> [Exercise goal]
All the entries need to be quoted exactly, apart from the pictures, which you should drop.
── Material
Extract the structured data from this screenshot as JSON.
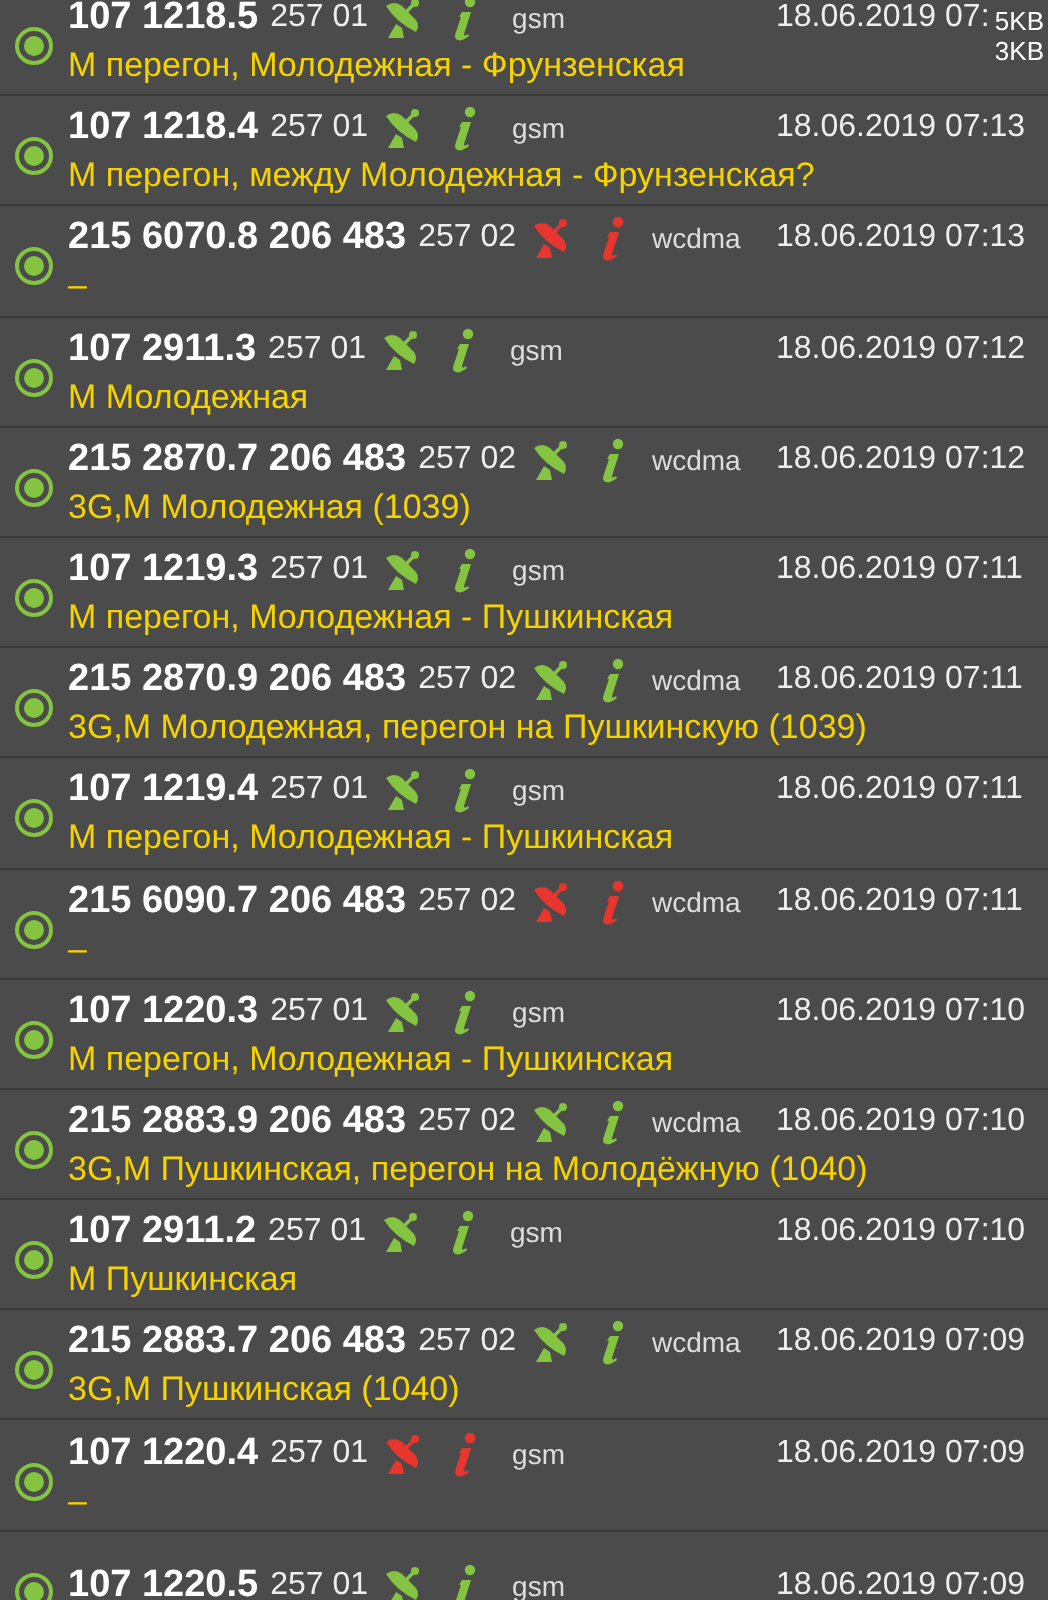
{
  "status_overlay": {
    "upload": "5KB",
    "download": "3KB"
  },
  "rows": [
    {
      "cell": "107 1218.5",
      "code": "257 01",
      "failed": false,
      "network": "gsm",
      "time": "18.06.2019 07:",
      "location": "М перегон, Молодежная - Фрунзенская"
    },
    {
      "cell": "107 1218.4",
      "code": "257 01",
      "failed": false,
      "network": "gsm",
      "time": "18.06.2019 07:13",
      "location": "М перегон, между Молодежная - Фрунзенская?"
    },
    {
      "cell": "215 6070.8 206 483",
      "code": "257 02",
      "failed": true,
      "network": "wcdma",
      "time": "18.06.2019 07:13",
      "location": "–"
    },
    {
      "cell": "107 2911.3",
      "code": "257 01",
      "failed": false,
      "network": "gsm",
      "time": "18.06.2019 07:12",
      "location": "М Молодежная"
    },
    {
      "cell": "215 2870.7 206 483",
      "code": "257 02",
      "failed": false,
      "network": "wcdma",
      "time": "18.06.2019 07:12",
      "location": "3G,М Молодежная (1039)"
    },
    {
      "cell": "107 1219.3",
      "code": "257 01",
      "failed": false,
      "network": "gsm",
      "time": "18.06.2019 07:11",
      "location": "М перегон, Молодежная - Пушкинская"
    },
    {
      "cell": "215 2870.9 206 483",
      "code": "257 02",
      "failed": false,
      "network": "wcdma",
      "time": "18.06.2019 07:11",
      "location": "3G,М Молодежная, перегон на Пушкинскую (1039)"
    },
    {
      "cell": "107 1219.4",
      "code": "257 01",
      "failed": false,
      "network": "gsm",
      "time": "18.06.2019 07:11",
      "location": "М перегон, Молодежная - Пушкинская"
    },
    {
      "cell": "215 6090.7 206 483",
      "code": "257 02",
      "failed": true,
      "network": "wcdma",
      "time": "18.06.2019 07:11",
      "location": "–"
    },
    {
      "cell": "107 1220.3",
      "code": "257 01",
      "failed": false,
      "network": "gsm",
      "time": "18.06.2019 07:10",
      "location": "М перегон, Молодежная - Пушкинская"
    },
    {
      "cell": "215 2883.9 206 483",
      "code": "257 02",
      "failed": false,
      "network": "wcdma",
      "time": "18.06.2019 07:10",
      "location": "3G,М Пушкинская, перегон на Молодёжную (1040)"
    },
    {
      "cell": "107 2911.2",
      "code": "257 01",
      "failed": false,
      "network": "gsm",
      "time": "18.06.2019 07:10",
      "location": "М Пушкинская"
    },
    {
      "cell": "215 2883.7 206 483",
      "code": "257 02",
      "failed": false,
      "network": "wcdma",
      "time": "18.06.2019 07:09",
      "location": "3G,М Пушкинская (1040)"
    },
    {
      "cell": "107 1220.4",
      "code": "257 01",
      "failed": true,
      "network": "gsm",
      "time": "18.06.2019 07:09",
      "location": "–"
    },
    {
      "cell": "107 1220.5",
      "code": "257 01",
      "failed": false,
      "network": "gsm",
      "time": "18.06.2019 07:09"
    }
  ]
}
────
> [Response to the task]
Extract the structured data from this screenshot as JSON.
{
  "status_overlay": {
    "upload": "5KB",
    "download": "3KB"
  },
  "rows": [
    {
      "cell": "107 1218.5",
      "code": "257 01",
      "failed": false,
      "network": "gsm",
      "time": "18.06.2019 07:",
      "location": "М перегон, Молодежная - Фрунзенская"
    },
    {
      "cell": "107 1218.4",
      "code": "257 01",
      "failed": false,
      "network": "gsm",
      "time": "18.06.2019 07:13",
      "location": "М перегон, между Молодежная - Фрунзенская?"
    },
    {
      "cell": "215 6070.8 206 483",
      "code": "257 02",
      "failed": true,
      "network": "wcdma",
      "time": "18.06.2019 07:13",
      "location": "–"
    },
    {
      "cell": "107 2911.3",
      "code": "257 01",
      "failed": false,
      "network": "gsm",
      "time": "18.06.2019 07:12",
      "location": "М Молодежная"
    },
    {
      "cell": "215 2870.7 206 483",
      "code": "257 02",
      "failed": false,
      "network": "wcdma",
      "time": "18.06.2019 07:12",
      "location": "3G,М Молодежная (1039)"
    },
    {
      "cell": "107 1219.3",
      "code": "257 01",
      "failed": false,
      "network": "gsm",
      "time": "18.06.2019 07:11",
      "location": "М перегон, Молодежная - Пушкинская"
    },
    {
      "cell": "215 2870.9 206 483",
      "code": "257 02",
      "failed": false,
      "network": "wcdma",
      "time": "18.06.2019 07:11",
      "location": "3G,М Молодежная, перегон на Пушкинскую (1039)"
    },
    {
      "cell": "107 1219.4",
      "code": "257 01",
      "failed": false,
      "network": "gsm",
      "time": "18.06.2019 07:11",
      "location": "М перегон, Молодежная - Пушкинская"
    },
    {
      "cell": "215 6090.7 206 483",
      "code": "257 02",
      "failed": true,
      "network": "wcdma",
      "time": "18.06.2019 07:11",
      "location": "–"
    },
    {
      "cell": "107 1220.3",
      "code": "257 01",
      "failed": false,
      "network": "gsm",
      "time": "18.06.2019 07:10",
      "location": "М перегон, Молодежная - Пушкинская"
    },
    {
      "cell": "215 2883.9 206 483",
      "code": "257 02",
      "failed": false,
      "network": "wcdma",
      "time": "18.06.2019 07:10",
      "location": "3G,М Пушкинская, перегон на Молодёжную (1040)"
    },
    {
      "cell": "107 2911.2",
      "code": "257 01",
      "failed": false,
      "network": "gsm",
      "time": "18.06.2019 07:10",
      "location": "М Пушкинская"
    },
    {
      "cell": "215 2883.7 206 483",
      "code": "257 02",
      "failed": false,
      "network": "wcdma",
      "time": "18.06.2019 07:09",
      "location": "3G,М Пушкинская (1040)"
    },
    {
      "cell": "107 1220.4",
      "code": "257 01",
      "failed": true,
      "network": "gsm",
      "time": "18.06.2019 07:09",
      "location": "–"
    },
    {
      "cell": "107 1220.5",
      "code": "257 01",
      "failed": false,
      "network": "gsm",
      "time": "18.06.2019 07:09"
    }
  ]
}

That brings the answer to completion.